■ Directions for this task: In the records that follow, locate every line with "Registry" and extract it.

##### Materials provided

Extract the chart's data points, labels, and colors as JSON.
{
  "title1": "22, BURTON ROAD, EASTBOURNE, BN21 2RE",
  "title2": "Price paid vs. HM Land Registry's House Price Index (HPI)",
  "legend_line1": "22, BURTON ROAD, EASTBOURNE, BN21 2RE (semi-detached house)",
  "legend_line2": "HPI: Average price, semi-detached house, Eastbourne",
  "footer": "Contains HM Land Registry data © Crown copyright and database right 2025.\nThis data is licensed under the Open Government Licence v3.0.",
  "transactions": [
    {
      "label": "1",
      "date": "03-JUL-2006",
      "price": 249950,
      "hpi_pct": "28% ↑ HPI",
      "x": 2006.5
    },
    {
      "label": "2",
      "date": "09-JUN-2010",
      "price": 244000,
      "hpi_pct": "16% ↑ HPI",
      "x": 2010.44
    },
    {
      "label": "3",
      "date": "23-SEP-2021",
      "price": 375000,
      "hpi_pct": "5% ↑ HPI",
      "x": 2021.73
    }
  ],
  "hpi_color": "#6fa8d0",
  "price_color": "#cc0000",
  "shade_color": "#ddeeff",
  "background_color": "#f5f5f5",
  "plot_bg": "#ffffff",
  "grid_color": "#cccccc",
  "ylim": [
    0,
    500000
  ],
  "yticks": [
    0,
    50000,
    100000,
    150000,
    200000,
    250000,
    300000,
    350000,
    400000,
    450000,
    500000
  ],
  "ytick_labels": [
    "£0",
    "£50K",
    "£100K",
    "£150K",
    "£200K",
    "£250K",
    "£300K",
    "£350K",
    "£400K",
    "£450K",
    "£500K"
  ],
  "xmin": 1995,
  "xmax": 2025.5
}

##########

■ Solution to the exercise:
  "title2": "Price paid vs. HM Land Registry's House Price Index (HPI)",
  "footer": "Contains HM Land Registry data © Crown copyright and database right 2025.\nThis data is licensed under the Open Government Licence v3.0.",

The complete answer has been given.